-- TASK GOAL --
Reproduce the records below exactly as they appear, omitting any pictures they contain.
:::
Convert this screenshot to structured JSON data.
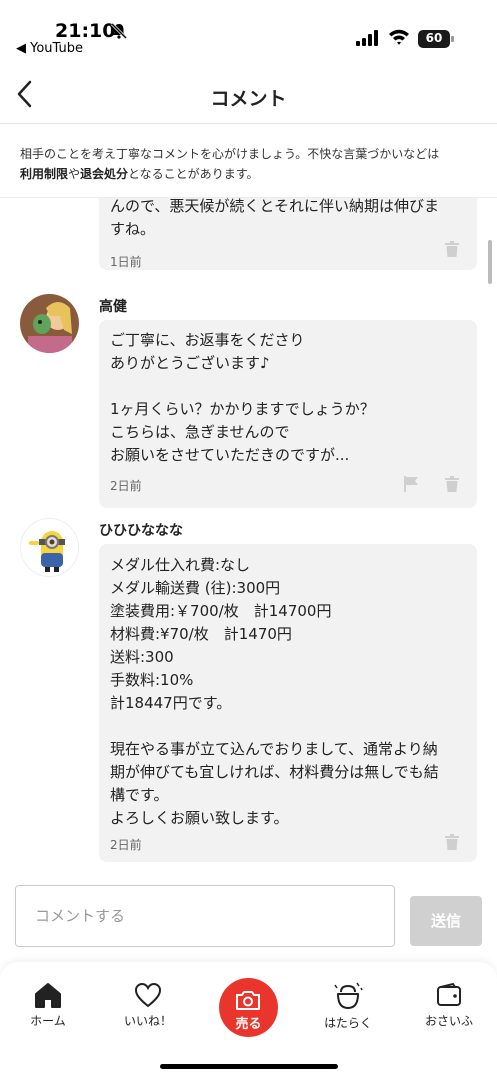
{
  "status_bar": {
    "time": "21:10",
    "back_app": "◀ YouTube",
    "battery": "60"
  },
  "header": {
    "title": "コメント"
  },
  "notice": {
    "part1": "相手のことを考え丁寧なコメントを心がけましょう。不快な言葉づかいなどは",
    "bold1": "利用制限",
    "part2": "や",
    "bold2": "退会処分",
    "part3": "となることがあります。"
  },
  "comments": [
    {
      "author": "",
      "text": "んので、悪天候が続くとそれに伴い納期は伸びま\nすね。",
      "time": "1日前"
    },
    {
      "author": "高健",
      "text": "ご丁寧に、お返事をくださり\nありがとうございます♪\n\n1ヶ月くらい？かかりますでしょうか？\nこちらは、急ぎませんので\nお願いをさせていただきのですが...",
      "time": "2日前"
    },
    {
      "author": "ひひひななな",
      "text": "メダル仕入れ費:なし\nメダル輸送費 (往):300円\n塗装費用:￥700/枚　計14700円\n材料費:¥70/枚　計1470円\n送料:300\n手数料:10%\n計18447円です。\n\n現在やる事が立て込んでおりまして、通常より納\n期が伸びても宜しければ、材料費分は無しでも結\n構です。\nよろしくお願い致します。",
      "time": "2日前"
    }
  ],
  "input": {
    "placeholder": "コメントする",
    "send_label": "送信"
  },
  "tabbar": {
    "home": "ホーム",
    "likes": "いいね！",
    "sell": "売る",
    "work": "はたらく",
    "wallet": "おさいふ"
  },
  "colors": {
    "accent": "#ea352d",
    "bubble": "#f2f2f2",
    "send_disabled": "#d0d0d0"
  }
}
:::
-- RESPONSE --
Convert this screenshot to structured JSON data.
{
  "status_bar": {
    "time": "21:10",
    "back_app": "◀ YouTube",
    "battery": "60"
  },
  "header": {
    "title": "コメント"
  },
  "notice": {
    "part1": "相手のことを考え丁寧なコメントを心がけましょう。不快な言葉づかいなどは",
    "bold1": "利用制限",
    "part2": "や",
    "bold2": "退会処分",
    "part3": "となることがあります。"
  },
  "comments": [
    {
      "author": "",
      "text": "んので、悪天候が続くとそれに伴い納期は伸びま\nすね。",
      "time": "1日前"
    },
    {
      "author": "高健",
      "text": "ご丁寧に、お返事をくださり\nありがとうございます♪\n\n1ヶ月くらい？かかりますでしょうか？\nこちらは、急ぎませんので\nお願いをさせていただきのですが...",
      "time": "2日前"
    },
    {
      "author": "ひひひななな",
      "text": "メダル仕入れ費:なし\nメダル輸送費 (往):300円\n塗装費用:￥700/枚　計14700円\n材料費:¥70/枚　計1470円\n送料:300\n手数料:10%\n計18447円です。\n\n現在やる事が立て込んでおりまして、通常より納\n期が伸びても宜しければ、材料費分は無しでも結\n構です。\nよろしくお願い致します。",
      "time": "2日前"
    }
  ],
  "input": {
    "placeholder": "コメントする",
    "send_label": "送信"
  },
  "tabbar": {
    "home": "ホーム",
    "likes": "いいね！",
    "sell": "売る",
    "work": "はたらく",
    "wallet": "おさいふ"
  },
  "colors": {
    "accent": "#ea352d",
    "bubble": "#f2f2f2",
    "send_disabled": "#d0d0d0"
  }
}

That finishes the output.